— Start Information provided —
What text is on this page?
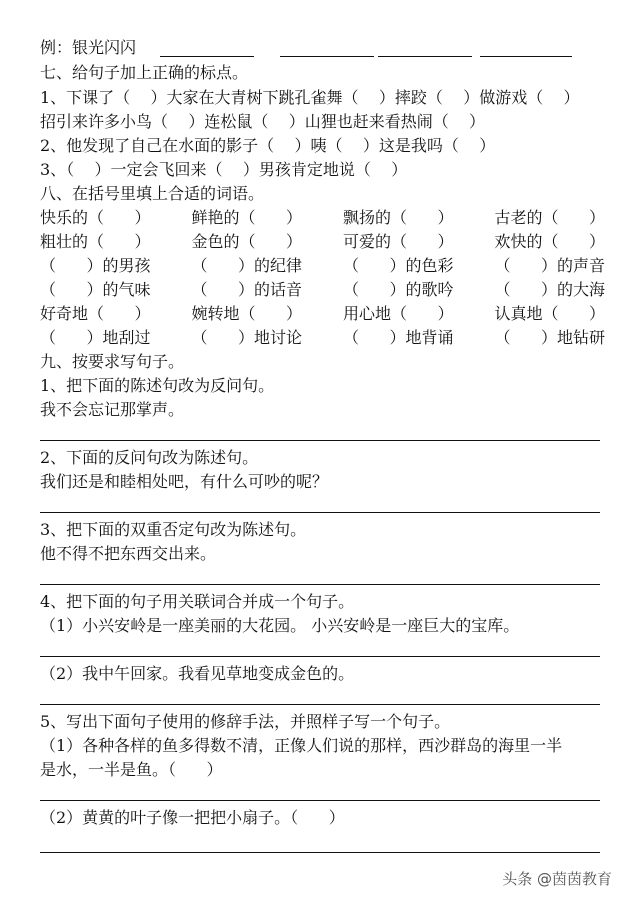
例：银光闪闪
七、给句子加上正确的标点。
1、下课了（    ）大家在大青树下跳孔雀舞（    ）摔跤（    ）做游戏（    ）
招引来许多小鸟（    ）连松鼠（    ）山狸也赶来看热闹（    ）
2、他发现了自己在水面的影子（    ）咦（    ）这是我吗（    ）
3、（    ）一定会飞回来（    ）男孩肯定地说（    ）
八、在括号里填上合适的词语。
快乐的（      ）	鲜艳的（      ）	飘扬的（      ）	古老的（      ）
粗壮的（      ）	金色的（      ）	可爱的（      ）	欢快的（      ）
（      ）的男孩	（      ）的纪律	（      ）的色彩	（      ）的声音
（      ）的气味	（      ）的话音	（      ）的歌吟	（      ）的大海
好奇地（      ）	婉转地（      ）	用心地（      ）	认真地（      ）
（      ）地刮过	（      ）地讨论	（      ）地背诵	（      ）地钻研
九、按要求写句子。
1、把下面的陈述句改为反问句。
我不会忘记那掌声。
2、下面的反问句改为陈述句。
我们还是和睦相处吧，有什么可吵的呢？
3、把下面的双重否定句改为陈述句。
他不得不把东西交出来。
4、把下面的句子用关联词合并成一个句子。
（1）小兴安岭是一座美丽的大花园。 小兴安岭是一座巨大的宝库。
（2）我中午回家。我看见草地变成金色的。
5、写出下面句子使用的修辞手法，并照样子写一个句子。
（1）各种各样的鱼多得数不清，正像人们说的那样，西沙群岛的海里一半
是水，一半是鱼。（      ）
（2）黄黄的叶子像一把把小扇子。（      ）
头条 @茵茵教育
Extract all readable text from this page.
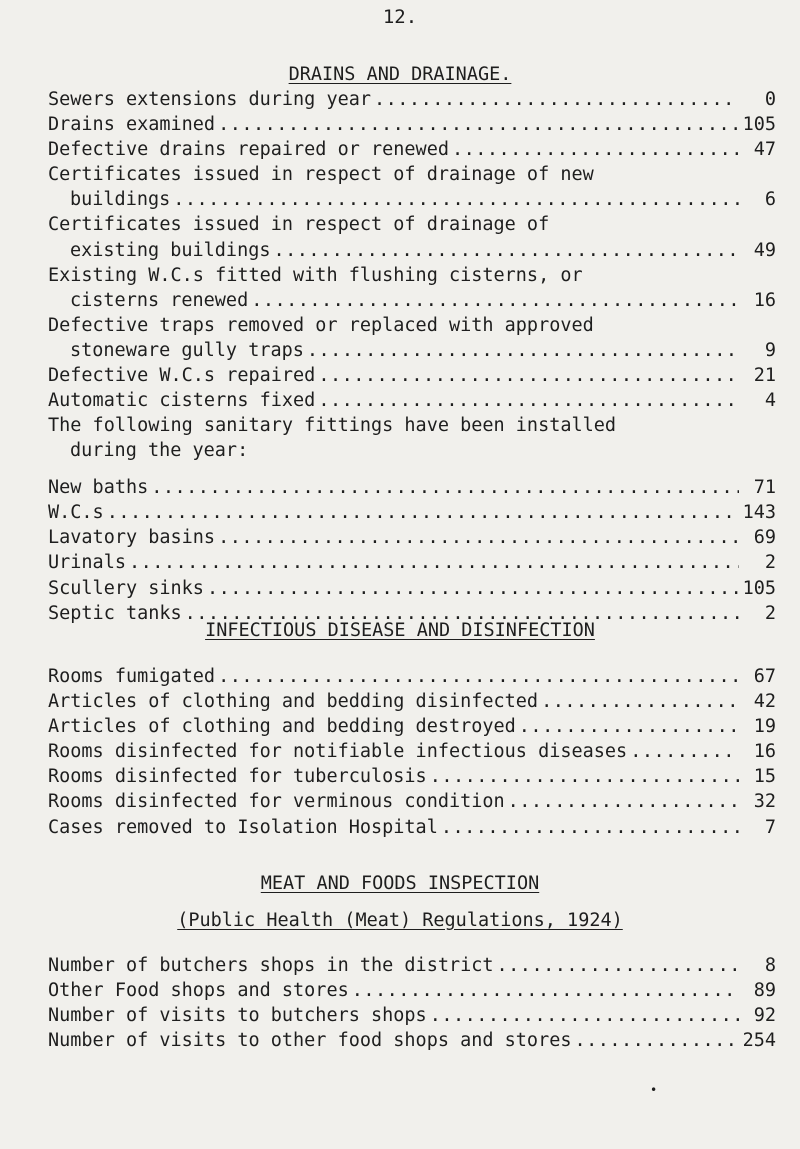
12.
DRAINS AND DRAINAGE.
Sewers extensions during year .....	0
Drains examined .....	105
Defective drains repaired or renewed .....	47
Certificates issued in respect of drainage of new
buildings .....	6
Certificates issued in respect of drainage of
existing buildings .....	49
Existing W.C.s fitted with flushing cisterns, or
cisterns renewed .....	16
Defective traps removed or replaced with approved
stoneware gully traps .....	9
Defective W.C.s repaired .....	21
Automatic cisterns fixed .....	4
The following sanitary fittings have been installed
during the year:
New baths .....	71
W.C.s .....	143
Lavatory basins .....	69
Urinals .....	2
Scullery sinks .....	105
Septic tanks .....	2
INFECTIOUS DISEASE AND DISINFECTION
Rooms fumigated .....	67
Articles of clothing and bedding disinfected .....	42
Articles of clothing and bedding destroyed .....	19
Rooms disinfected for notifiable infectious diseases .....	16
Rooms disinfected for tuberculosis .....	15
Rooms disinfected for verminous condition .....	32
Cases removed to Isolation Hospital .....	7
MEAT AND FOODS INSPECTION
(Public Health (Meat) Regulations, 1924)
Number of butchers shops in the district .....	8
Other Food shops and stores .....	89
Number of visits to butchers shops .....	92
Number of visits to other food shops and stores .....	254
•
— End Information provided —
▶ **Prompt**
Will you restate every entry word for word and omit the images?

▶ **Output of the exercise**
What text is on this page?
例：银光闪闪
七、给句子加上正确的标点。
1、下课了（    ）大家在大青树下跳孔雀舞（    ）摔跤（    ）做游戏（    ）
招引来许多小鸟（    ）连松鼠（    ）山狸也赶来看热闹（    ）
2、他发现了自己在水面的影子（    ）咦（    ）这是我吗（    ）
3、（    ）一定会飞回来（    ）男孩肯定地说（    ）
八、在括号里填上合适的词语。
快乐的（      ）	鲜艳的（      ）	飘扬的（      ）	古老的（      ）
粗壮的（      ）	金色的（      ）	可爱的（      ）	欢快的（      ）
（      ）的男孩	（      ）的纪律	（      ）的色彩	（      ）的声音
（      ）的气味	（      ）的话音	（      ）的歌吟	（      ）的大海
好奇地（      ）	婉转地（      ）	用心地（      ）	认真地（      ）
（      ）地刮过	（      ）地讨论	（      ）地背诵	（      ）地钻研
九、按要求写句子。
1、把下面的陈述句改为反问句。
我不会忘记那掌声。
2、下面的反问句改为陈述句。
我们还是和睦相处吧，有什么可吵的呢？
3、把下面的双重否定句改为陈述句。
他不得不把东西交出来。
4、把下面的句子用关联词合并成一个句子。
（1）小兴安岭是一座美丽的大花园。 小兴安岭是一座巨大的宝库。
（2）我中午回家。我看见草地变成金色的。
5、写出下面句子使用的修辞手法，并照样子写一个句子。
（1）各种各样的鱼多得数不清，正像人们说的那样，西沙群岛的海里一半
是水，一半是鱼。（      ）
（2）黄黄的叶子像一把把小扇子。（      ）
头条 @茵茵教育
Extract all readable text from this page.
12.
DRAINS AND DRAINAGE.
Sewers extensions during year .....	0
Drains examined .....	105
Defective drains repaired or renewed .....	47
Certificates issued in respect of drainage of new
buildings .....	6
Certificates issued in respect of drainage of
existing buildings .....	49
Existing W.C.s fitted with flushing cisterns, or
cisterns renewed .....	16
Defective traps removed or replaced with approved
stoneware gully traps .....	9
Defective W.C.s repaired .....	21
Automatic cisterns fixed .....	4
The following sanitary fittings have been installed
during the year:
New baths .....	71
W.C.s .....	143
Lavatory basins .....	69
Urinals .....	2
Scullery sinks .....	105
Septic tanks .....	2
INFECTIOUS DISEASE AND DISINFECTION
Rooms fumigated .....	67
Articles of clothing and bedding disinfected .....	42
Articles of clothing and bedding destroyed .....	19
Rooms disinfected for notifiable infectious diseases .....	16
Rooms disinfected for tuberculosis .....	15
Rooms disinfected for verminous condition .....	32
Cases removed to Isolation Hospital .....	7
MEAT AND FOODS INSPECTION
(Public Health (Meat) Regulations, 1924)
Number of butchers shops in the district .....	8
Other Food shops and stores .....	89
Number of visits to butchers shops .....	92
Number of visits to other food shops and stores .....	254
•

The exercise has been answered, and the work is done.